Review the lines that follow and copy each one that contains the word "bell".

* BEGIN MATERIALS PROVIDED *

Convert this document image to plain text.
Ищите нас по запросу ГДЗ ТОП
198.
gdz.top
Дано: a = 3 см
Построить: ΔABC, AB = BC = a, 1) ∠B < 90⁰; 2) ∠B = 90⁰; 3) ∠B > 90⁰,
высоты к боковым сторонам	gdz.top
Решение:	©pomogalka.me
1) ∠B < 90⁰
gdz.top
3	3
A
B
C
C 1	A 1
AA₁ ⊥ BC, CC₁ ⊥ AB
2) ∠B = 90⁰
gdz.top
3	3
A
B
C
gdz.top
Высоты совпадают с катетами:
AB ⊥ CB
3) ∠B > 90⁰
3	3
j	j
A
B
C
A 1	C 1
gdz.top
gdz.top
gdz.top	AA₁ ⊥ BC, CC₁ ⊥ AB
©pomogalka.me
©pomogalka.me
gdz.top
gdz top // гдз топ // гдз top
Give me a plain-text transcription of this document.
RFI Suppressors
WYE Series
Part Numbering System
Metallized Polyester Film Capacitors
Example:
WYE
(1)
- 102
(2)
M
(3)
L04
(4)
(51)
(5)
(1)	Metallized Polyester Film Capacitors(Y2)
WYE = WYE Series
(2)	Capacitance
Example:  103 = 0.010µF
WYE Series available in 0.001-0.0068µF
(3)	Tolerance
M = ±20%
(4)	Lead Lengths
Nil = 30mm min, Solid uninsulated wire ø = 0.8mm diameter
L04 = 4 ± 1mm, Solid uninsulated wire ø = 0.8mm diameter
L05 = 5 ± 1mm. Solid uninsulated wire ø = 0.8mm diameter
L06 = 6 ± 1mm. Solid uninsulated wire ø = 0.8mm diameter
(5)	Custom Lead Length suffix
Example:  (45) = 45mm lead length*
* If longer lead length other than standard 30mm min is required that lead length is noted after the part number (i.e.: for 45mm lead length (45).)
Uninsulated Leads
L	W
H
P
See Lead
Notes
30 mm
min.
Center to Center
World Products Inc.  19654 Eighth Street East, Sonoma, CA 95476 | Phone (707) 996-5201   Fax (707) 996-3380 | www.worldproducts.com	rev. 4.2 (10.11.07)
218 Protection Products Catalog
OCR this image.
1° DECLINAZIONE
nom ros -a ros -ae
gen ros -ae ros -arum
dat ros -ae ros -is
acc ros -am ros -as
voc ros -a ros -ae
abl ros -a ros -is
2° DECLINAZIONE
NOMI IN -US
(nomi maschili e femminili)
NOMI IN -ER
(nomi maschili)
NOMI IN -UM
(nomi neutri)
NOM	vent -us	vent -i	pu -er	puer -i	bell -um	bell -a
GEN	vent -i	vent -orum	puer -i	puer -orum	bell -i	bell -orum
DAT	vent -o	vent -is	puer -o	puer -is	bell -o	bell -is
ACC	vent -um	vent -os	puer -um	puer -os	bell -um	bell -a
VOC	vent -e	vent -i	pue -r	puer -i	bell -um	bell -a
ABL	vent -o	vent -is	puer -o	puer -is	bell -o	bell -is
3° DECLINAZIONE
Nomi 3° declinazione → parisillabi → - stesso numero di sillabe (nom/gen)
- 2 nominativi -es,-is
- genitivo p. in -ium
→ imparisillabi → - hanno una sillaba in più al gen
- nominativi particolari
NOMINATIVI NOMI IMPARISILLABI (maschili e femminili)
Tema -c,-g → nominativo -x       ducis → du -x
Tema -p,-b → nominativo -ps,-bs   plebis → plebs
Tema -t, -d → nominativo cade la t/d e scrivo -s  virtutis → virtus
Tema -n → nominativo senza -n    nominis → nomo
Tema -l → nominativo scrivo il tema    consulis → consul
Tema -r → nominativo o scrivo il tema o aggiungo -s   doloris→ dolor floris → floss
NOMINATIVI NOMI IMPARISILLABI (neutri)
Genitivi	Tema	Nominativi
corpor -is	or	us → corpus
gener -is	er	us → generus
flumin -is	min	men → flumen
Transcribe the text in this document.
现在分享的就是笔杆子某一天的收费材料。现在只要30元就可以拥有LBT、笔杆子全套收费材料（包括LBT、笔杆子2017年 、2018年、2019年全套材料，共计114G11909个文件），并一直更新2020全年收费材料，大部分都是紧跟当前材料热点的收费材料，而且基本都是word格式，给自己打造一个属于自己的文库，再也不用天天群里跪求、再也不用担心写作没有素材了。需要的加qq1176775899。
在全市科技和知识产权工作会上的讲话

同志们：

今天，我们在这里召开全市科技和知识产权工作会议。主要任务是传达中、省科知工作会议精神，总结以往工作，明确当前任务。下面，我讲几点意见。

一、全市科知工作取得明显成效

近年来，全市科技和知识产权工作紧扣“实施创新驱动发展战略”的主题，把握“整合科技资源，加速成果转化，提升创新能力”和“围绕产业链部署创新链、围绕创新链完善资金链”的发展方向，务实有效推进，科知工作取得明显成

* END MATERIALS PROVIDED *

◆ **WRITTEN REPLY**
NOM	vent -us	vent -i	pu -er	puer -i	bell -um	bell -a
GEN	vent -i	vent -orum	puer -i	puer -orum	bell -i	bell -orum
DAT	vent -o	vent -is	puer -o	puer -is	bell -o	bell -is
ACC	vent -um	vent -os	puer -um	puer -os	bell -um	bell -a
VOC	vent -e	vent -i	pue -r	puer -i	bell -um	bell -a
ABL	vent -o	vent -is	puer -o	puer -is	bell -o	bell -is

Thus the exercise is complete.